DATA SHOWN
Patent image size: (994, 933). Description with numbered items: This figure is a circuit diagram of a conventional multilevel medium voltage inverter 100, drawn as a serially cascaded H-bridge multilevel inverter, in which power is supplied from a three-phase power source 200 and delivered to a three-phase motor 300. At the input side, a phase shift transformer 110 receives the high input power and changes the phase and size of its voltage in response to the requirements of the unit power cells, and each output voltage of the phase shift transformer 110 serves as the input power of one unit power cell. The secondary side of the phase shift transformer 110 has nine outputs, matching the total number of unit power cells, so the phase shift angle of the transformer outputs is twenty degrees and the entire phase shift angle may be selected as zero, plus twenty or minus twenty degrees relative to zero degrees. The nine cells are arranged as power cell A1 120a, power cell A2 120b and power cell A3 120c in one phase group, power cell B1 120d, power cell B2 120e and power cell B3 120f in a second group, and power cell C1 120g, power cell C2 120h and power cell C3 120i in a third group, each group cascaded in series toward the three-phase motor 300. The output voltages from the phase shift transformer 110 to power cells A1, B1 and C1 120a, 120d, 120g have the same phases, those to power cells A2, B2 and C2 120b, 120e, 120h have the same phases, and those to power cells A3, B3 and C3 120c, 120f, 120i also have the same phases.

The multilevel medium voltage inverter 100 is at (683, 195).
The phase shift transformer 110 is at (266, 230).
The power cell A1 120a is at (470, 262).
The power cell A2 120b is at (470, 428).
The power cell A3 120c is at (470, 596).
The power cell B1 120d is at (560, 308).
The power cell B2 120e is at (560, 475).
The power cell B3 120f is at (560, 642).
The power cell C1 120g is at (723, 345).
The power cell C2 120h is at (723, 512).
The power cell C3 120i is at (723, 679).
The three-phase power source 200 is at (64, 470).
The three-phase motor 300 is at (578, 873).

WHAT YOU ARE ASKED TO DO
Output the material in full, matching it word for word.

RESPONSE AREA
Patent image size: (994, 933). Description with numbered items: This figure is a circuit diagram of a conventional multilevel medium voltage inverter 100, drawn as a serially cascaded H-bridge multilevel inverter, in which power is supplied from a three-phase power source 200 and delivered to a three-phase motor 300. At the input side, a phase shift transformer 110 receives the high input power and changes the phase and size of its voltage in response to the requirements of the unit power cells, and each output voltage of the phase shift transformer 110 serves as the input power of one unit power cell. The secondary side of the phase shift transformer 110 has nine outputs, matching the total number of unit power cells, so the phase shift angle of the transformer outputs is twenty degrees and the entire phase shift angle may be selected as zero, plus twenty or minus twenty degrees relative to zero degrees. The nine cells are arranged as power cell A1 120a, power cell A2 120b and power cell A3 120c in one phase group, power cell B1 120d, power cell B2 120e and power cell B3 120f in a second group, and power cell C1 120g, power cell C2 120h and power cell C3 120i in a third group, each group cascaded in series toward the three-phase motor 300. The output voltages from the phase shift transformer 110 to power cells A1, B1 and C1 120a, 120d, 120g have the same phases, those to power cells A2, B2 and C2 120b, 120e, 120h have the same phases, and those to power cells A3, B3 and C3 120c, 120f, 120i also have the same phases.

The multilevel medium voltage inverter 100 is at (683, 195).
The phase shift transformer 110 is at (266, 230).
The power cell A1 120a is at (470, 262).
The power cell A2 120b is at (470, 428).
The power cell A3 120c is at (470, 596).
The power cell B1 120d is at (560, 308).
The power cell B2 120e is at (560, 475).
The power cell B3 120f is at (560, 642).
The power cell C1 120g is at (723, 345).
The power cell C2 120h is at (723, 512).
The power cell C3 120i is at (723, 679).
The three-phase power source 200 is at (64, 470).
The three-phase motor 300 is at (578, 873).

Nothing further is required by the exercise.